TASK ITEM | Copy from the scorecard description below, word for word, everything between "And then we" and "listed as #30.", inclusive.

EXTRACT PROVIDED |
_____

The card is one long sheet of heavy stock, folded three times to create a 7 x 10.5 inch booklet.
On the cover, Owgust runs the baseline.
This might have been the first introduction of the Brews' longtime mascot. 1942 was also the year that the same "running Owgust" logo was added to the dugout jackets as part of a uniform overhaul in new owner Bill Veeck's first full season in charge. Does that mean Sport Shirt Bill was responsible for his creation? It wouldn't be surprising; Veeck was a promotional genius, and having a mascot logo gave the Brews an endless variety of visual hooks for team materials and special events.
Below Owgust, an ad for Clark's Super Gas. Clark's was a longtime supporter of the Brewers, who proudly displayed the gas station's orange and white logo on their covers through the fifties.
The scorecard is chock-a-block with local ads.
And, of course, Milwaukee baseball just wouldn't be complete without Miller.
There were also promotions for fans, including this one where you can help your favorite Brewer win a "handsome Traveling Bag", courtesy of National Trunk Store on the corner of East Wisconsin Avenue and Water Street.
And then we get to the lineups. This card was sold when the Columbus Red Birds were in town:
There's a blast from the past; not only an ad for Gimbels, but buying baseball tickets at the department store's cigar counter.
And finally, Ladies and Gentlemen, Your Milwaukee Brewers!
Interesting - this lists Charlie Grimm as wearing #25. I've seen him more often listed as #30.
The last two pages feature a pair of ballpark "Lucky Number" promotions. The first was sponsored by the Goller-Stein Company.

_____

SUPPLIED RECORDS |
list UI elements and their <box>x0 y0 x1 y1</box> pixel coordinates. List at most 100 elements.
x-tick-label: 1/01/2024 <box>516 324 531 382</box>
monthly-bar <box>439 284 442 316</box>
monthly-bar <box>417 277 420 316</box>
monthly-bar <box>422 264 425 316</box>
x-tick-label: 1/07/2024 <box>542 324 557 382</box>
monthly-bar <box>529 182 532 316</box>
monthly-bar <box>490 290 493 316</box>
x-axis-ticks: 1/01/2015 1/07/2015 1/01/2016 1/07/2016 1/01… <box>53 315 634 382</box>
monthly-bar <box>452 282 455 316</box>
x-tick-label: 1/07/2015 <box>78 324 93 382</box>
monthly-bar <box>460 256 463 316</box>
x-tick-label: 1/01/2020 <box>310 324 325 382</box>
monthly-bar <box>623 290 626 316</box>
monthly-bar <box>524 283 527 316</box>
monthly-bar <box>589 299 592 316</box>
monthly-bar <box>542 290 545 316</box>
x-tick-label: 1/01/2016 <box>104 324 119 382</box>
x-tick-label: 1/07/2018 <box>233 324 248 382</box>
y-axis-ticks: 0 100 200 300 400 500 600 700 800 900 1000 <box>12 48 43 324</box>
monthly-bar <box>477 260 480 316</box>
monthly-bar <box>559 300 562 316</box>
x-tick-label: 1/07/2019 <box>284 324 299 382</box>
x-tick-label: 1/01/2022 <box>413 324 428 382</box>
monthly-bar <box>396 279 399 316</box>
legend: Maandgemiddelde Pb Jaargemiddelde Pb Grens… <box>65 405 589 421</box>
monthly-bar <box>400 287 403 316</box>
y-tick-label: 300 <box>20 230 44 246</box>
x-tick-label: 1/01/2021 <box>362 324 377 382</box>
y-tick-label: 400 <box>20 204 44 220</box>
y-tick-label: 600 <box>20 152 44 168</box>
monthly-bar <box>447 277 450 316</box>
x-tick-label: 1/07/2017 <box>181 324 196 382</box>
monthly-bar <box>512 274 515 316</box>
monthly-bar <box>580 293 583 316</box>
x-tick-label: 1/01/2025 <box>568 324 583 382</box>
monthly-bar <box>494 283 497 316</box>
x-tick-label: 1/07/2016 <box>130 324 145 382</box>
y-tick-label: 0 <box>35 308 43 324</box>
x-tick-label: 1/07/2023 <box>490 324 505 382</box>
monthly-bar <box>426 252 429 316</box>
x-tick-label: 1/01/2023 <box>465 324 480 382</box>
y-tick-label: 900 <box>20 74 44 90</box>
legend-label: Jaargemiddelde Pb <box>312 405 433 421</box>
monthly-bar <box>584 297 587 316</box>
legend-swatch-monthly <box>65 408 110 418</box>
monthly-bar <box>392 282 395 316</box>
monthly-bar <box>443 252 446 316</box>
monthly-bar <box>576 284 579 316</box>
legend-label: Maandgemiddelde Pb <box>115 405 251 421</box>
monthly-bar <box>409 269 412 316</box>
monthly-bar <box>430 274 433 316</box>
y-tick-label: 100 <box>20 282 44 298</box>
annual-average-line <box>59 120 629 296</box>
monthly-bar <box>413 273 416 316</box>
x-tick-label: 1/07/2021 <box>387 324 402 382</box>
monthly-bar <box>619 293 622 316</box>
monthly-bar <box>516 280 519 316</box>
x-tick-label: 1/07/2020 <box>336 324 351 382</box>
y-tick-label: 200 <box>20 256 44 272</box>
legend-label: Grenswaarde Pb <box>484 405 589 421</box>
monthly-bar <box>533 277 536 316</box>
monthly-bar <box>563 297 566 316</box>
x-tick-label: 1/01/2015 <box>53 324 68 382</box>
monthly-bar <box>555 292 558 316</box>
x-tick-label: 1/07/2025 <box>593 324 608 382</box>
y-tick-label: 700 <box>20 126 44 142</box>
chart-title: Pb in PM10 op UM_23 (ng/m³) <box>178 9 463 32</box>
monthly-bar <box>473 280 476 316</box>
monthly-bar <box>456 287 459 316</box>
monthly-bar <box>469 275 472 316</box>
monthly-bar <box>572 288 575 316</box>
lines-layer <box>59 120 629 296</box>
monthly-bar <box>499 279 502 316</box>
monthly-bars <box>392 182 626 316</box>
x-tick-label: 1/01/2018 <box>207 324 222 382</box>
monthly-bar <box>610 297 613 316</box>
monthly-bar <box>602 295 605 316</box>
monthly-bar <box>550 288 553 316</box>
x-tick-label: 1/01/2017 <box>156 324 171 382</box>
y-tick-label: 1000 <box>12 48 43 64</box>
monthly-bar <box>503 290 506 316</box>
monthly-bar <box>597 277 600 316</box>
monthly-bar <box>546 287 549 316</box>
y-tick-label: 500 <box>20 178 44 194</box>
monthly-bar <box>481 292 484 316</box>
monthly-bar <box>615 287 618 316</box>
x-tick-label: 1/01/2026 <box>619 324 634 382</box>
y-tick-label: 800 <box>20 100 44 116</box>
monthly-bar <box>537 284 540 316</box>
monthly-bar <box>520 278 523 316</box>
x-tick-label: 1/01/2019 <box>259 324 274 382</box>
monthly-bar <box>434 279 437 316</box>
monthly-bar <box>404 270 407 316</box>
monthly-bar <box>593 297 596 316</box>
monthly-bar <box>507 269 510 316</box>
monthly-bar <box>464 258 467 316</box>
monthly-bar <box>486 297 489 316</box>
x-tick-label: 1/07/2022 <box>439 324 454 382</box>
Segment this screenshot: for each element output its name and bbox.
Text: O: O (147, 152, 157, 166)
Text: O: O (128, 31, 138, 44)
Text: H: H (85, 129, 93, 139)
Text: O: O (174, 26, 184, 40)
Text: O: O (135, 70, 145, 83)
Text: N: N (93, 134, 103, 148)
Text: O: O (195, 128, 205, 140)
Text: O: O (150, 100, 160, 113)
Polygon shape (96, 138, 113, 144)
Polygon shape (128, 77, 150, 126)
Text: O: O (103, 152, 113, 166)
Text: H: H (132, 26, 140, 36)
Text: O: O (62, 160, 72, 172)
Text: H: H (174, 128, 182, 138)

_____

SOLUTION |
And then we get to the lineups. This card was sold when the Columbus Red Birds were in town:
There's a blast from the past; not only an ad for Gimbels, but buying baseball tickets at the department store's cigar counter.
And finally, Ladies and Gentlemen, Your Milwaukee Brewers!
Interesting - this lists Charlie Grimm as wearing #25. I've seen him more often listed as #30.